- _TASK PROMPT_:
Repeat all entries exactly.

Extracted records:
* begin *

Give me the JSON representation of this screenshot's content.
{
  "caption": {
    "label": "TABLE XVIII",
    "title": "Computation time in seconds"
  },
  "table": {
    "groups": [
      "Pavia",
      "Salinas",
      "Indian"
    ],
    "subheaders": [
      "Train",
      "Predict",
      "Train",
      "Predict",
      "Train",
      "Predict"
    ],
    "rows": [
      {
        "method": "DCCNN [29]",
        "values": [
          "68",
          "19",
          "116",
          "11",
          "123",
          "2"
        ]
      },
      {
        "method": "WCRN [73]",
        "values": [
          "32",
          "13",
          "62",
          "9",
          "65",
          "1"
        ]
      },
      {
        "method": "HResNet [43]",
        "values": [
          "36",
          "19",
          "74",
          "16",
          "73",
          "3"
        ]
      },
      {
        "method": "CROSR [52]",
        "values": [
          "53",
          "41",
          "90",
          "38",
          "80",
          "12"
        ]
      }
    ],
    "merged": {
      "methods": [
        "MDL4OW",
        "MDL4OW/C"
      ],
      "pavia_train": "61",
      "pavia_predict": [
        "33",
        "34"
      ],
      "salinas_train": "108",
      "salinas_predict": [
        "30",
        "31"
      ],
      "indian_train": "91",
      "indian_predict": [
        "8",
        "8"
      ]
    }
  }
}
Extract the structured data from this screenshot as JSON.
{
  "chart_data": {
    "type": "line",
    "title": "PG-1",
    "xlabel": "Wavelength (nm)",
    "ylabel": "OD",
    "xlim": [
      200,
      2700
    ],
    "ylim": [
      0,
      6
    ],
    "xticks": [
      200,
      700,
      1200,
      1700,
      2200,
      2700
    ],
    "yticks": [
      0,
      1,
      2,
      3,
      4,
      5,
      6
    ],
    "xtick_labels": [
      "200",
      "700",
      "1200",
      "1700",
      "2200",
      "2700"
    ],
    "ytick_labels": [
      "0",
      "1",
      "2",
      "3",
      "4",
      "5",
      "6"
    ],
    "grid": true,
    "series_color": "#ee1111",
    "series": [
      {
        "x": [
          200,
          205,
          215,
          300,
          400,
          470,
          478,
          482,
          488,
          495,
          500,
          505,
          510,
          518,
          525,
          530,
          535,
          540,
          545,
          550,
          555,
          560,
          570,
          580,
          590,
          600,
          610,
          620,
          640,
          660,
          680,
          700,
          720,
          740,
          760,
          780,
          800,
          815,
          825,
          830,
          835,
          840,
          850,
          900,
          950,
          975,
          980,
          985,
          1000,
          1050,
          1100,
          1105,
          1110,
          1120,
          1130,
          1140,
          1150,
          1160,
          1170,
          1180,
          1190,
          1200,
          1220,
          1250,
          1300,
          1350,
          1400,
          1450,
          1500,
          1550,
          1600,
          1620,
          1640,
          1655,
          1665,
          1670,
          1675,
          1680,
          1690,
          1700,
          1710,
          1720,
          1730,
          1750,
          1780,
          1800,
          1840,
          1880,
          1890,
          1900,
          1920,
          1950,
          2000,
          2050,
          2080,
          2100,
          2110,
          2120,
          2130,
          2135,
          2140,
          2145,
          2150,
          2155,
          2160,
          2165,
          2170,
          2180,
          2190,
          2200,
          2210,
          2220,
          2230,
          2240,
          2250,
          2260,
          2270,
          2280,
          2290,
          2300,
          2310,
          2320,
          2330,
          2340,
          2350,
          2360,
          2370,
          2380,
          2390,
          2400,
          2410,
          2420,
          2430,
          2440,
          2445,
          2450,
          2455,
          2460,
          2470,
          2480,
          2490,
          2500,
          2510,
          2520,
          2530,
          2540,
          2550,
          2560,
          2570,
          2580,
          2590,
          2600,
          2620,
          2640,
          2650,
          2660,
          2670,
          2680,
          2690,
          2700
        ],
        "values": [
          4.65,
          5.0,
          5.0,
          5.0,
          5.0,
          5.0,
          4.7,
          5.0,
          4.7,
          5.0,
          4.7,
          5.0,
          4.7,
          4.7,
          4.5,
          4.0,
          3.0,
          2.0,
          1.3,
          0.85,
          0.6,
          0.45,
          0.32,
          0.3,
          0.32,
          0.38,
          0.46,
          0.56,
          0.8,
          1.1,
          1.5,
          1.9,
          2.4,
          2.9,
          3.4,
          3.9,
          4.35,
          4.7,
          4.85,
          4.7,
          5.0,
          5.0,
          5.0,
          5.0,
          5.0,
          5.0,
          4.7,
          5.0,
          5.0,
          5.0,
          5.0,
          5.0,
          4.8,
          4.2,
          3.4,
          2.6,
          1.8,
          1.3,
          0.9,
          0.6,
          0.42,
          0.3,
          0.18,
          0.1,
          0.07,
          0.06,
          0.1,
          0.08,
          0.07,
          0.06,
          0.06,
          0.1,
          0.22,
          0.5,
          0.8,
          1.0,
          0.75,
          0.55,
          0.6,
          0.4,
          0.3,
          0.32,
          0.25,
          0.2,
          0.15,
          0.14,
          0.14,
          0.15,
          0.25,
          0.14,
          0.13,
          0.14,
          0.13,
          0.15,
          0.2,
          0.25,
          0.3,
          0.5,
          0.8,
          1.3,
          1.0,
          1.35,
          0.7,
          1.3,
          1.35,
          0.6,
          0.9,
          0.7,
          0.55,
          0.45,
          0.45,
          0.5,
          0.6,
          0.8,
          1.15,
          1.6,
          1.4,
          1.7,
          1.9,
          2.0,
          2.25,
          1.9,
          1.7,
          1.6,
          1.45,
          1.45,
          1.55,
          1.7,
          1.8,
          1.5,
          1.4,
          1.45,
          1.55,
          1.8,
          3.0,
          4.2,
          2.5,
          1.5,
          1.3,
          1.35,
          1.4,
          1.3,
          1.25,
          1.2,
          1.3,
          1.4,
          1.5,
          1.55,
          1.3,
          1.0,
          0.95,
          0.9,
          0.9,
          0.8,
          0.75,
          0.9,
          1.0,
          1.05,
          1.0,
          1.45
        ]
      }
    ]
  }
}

* end *

- _REPLY TO THE EXERCISE_:
Give me the JSON representation of this screenshot's content.
{
  "caption": {
    "label": "TABLE XVIII",
    "title": "Computation time in seconds"
  },
  "table": {
    "groups": [
      "Pavia",
      "Salinas",
      "Indian"
    ],
    "subheaders": [
      "Train",
      "Predict",
      "Train",
      "Predict",
      "Train",
      "Predict"
    ],
    "rows": [
      {
        "method": "DCCNN [29]",
        "values": [
          "68",
          "19",
          "116",
          "11",
          "123",
          "2"
        ]
      },
      {
        "method": "WCRN [73]",
        "values": [
          "32",
          "13",
          "62",
          "9",
          "65",
          "1"
        ]
      },
      {
        "method": "HResNet [43]",
        "values": [
          "36",
          "19",
          "74",
          "16",
          "73",
          "3"
        ]
      },
      {
        "method": "CROSR [52]",
        "values": [
          "53",
          "41",
          "90",
          "38",
          "80",
          "12"
        ]
      }
    ],
    "merged": {
      "methods": [
        "MDL4OW",
        "MDL4OW/C"
      ],
      "pavia_train": "61",
      "pavia_predict": [
        "33",
        "34"
      ],
      "salinas_train": "108",
      "salinas_predict": [
        "30",
        "31"
      ],
      "indian_train": "91",
      "indian_predict": [
        "8",
        "8"
      ]
    }
  }
}
Extract the structured data from this screenshot as JSON.
{
  "chart_data": {
    "type": "line",
    "title": "PG-1",
    "xlabel": "Wavelength (nm)",
    "ylabel": "OD",
    "xlim": [
      200,
      2700
    ],
    "ylim": [
      0,
      6
    ],
    "xticks": [
      200,
      700,
      1200,
      1700,
      2200,
      2700
    ],
    "yticks": [
      0,
      1,
      2,
      3,
      4,
      5,
      6
    ],
    "xtick_labels": [
      "200",
      "700",
      "1200",
      "1700",
      "2200",
      "2700"
    ],
    "ytick_labels": [
      "0",
      "1",
      "2",
      "3",
      "4",
      "5",
      "6"
    ],
    "grid": true,
    "series_color": "#ee1111",
    "series": [
      {
        "x": [
          200,
          205,
          215,
          300,
          400,
          470,
          478,
          482,
          488,
          495,
          500,
          505,
          510,
          518,
          525,
          530,
          535,
          540,
          545,
          550,
          555,
          560,
          570,
          580,
          590,
          600,
          610,
          620,
          640,
          660,
          680,
          700,
          720,
          740,
          760,
          780,
          800,
          815,
          825,
          830,
          835,
          840,
          850,
          900,
          950,
          975,
          980,
          985,
          1000,
          1050,
          1100,
          1105,
          1110,
          1120,
          1130,
          1140,
          1150,
          1160,
          1170,
          1180,
          1190,
          1200,
          1220,
          1250,
          1300,
          1350,
          1400,
          1450,
          1500,
          1550,
          1600,
          1620,
          1640,
          1655,
          1665,
          1670,
          1675,
          1680,
          1690,
          1700,
          1710,
          1720,
          1730,
          1750,
          1780,
          1800,
          1840,
          1880,
          1890,
          1900,
          1920,
          1950,
          2000,
          2050,
          2080,
          2100,
          2110,
          2120,
          2130,
          2135,
          2140,
          2145,
          2150,
          2155,
          2160,
          2165,
          2170,
          2180,
          2190,
          2200,
          2210,
          2220,
          2230,
          2240,
          2250,
          2260,
          2270,
          2280,
          2290,
          2300,
          2310,
          2320,
          2330,
          2340,
          2350,
          2360,
          2370,
          2380,
          2390,
          2400,
          2410,
          2420,
          2430,
          2440,
          2445,
          2450,
          2455,
          2460,
          2470,
          2480,
          2490,
          2500,
          2510,
          2520,
          2530,
          2540,
          2550,
          2560,
          2570,
          2580,
          2590,
          2600,
          2620,
          2640,
          2650,
          2660,
          2670,
          2680,
          2690,
          2700
        ],
        "values": [
          4.65,
          5.0,
          5.0,
          5.0,
          5.0,
          5.0,
          4.7,
          5.0,
          4.7,
          5.0,
          4.7,
          5.0,
          4.7,
          4.7,
          4.5,
          4.0,
          3.0,
          2.0,
          1.3,
          0.85,
          0.6,
          0.45,
          0.32,
          0.3,
          0.32,
          0.38,
          0.46,
          0.56,
          0.8,
          1.1,
          1.5,
          1.9,
          2.4,
          2.9,
          3.4,
          3.9,
          4.35,
          4.7,
          4.85,
          4.7,
          5.0,
          5.0,
          5.0,
          5.0,
          5.0,
          5.0,
          4.7,
          5.0,
          5.0,
          5.0,
          5.0,
          5.0,
          4.8,
          4.2,
          3.4,
          2.6,
          1.8,
          1.3,
          0.9,
          0.6,
          0.42,
          0.3,
          0.18,
          0.1,
          0.07,
          0.06,
          0.1,
          0.08,
          0.07,
          0.06,
          0.06,
          0.1,
          0.22,
          0.5,
          0.8,
          1.0,
          0.75,
          0.55,
          0.6,
          0.4,
          0.3,
          0.32,
          0.25,
          0.2,
          0.15,
          0.14,
          0.14,
          0.15,
          0.25,
          0.14,
          0.13,
          0.14,
          0.13,
          0.15,
          0.2,
          0.25,
          0.3,
          0.5,
          0.8,
          1.3,
          1.0,
          1.35,
          0.7,
          1.3,
          1.35,
          0.6,
          0.9,
          0.7,
          0.55,
          0.45,
          0.45,
          0.5,
          0.6,
          0.8,
          1.15,
          1.6,
          1.4,
          1.7,
          1.9,
          2.0,
          2.25,
          1.9,
          1.7,
          1.6,
          1.45,
          1.45,
          1.55,
          1.7,
          1.8,
          1.5,
          1.4,
          1.45,
          1.55,
          1.8,
          3.0,
          4.2,
          2.5,
          1.5,
          1.3,
          1.35,
          1.4,
          1.3,
          1.25,
          1.2,
          1.3,
          1.4,
          1.5,
          1.55,
          1.3,
          1.0,
          0.95,
          0.9,
          0.9,
          0.8,
          0.75,
          0.9,
          1.0,
          1.05,
          1.0,
          1.45
        ]
      }
    ]
  }
}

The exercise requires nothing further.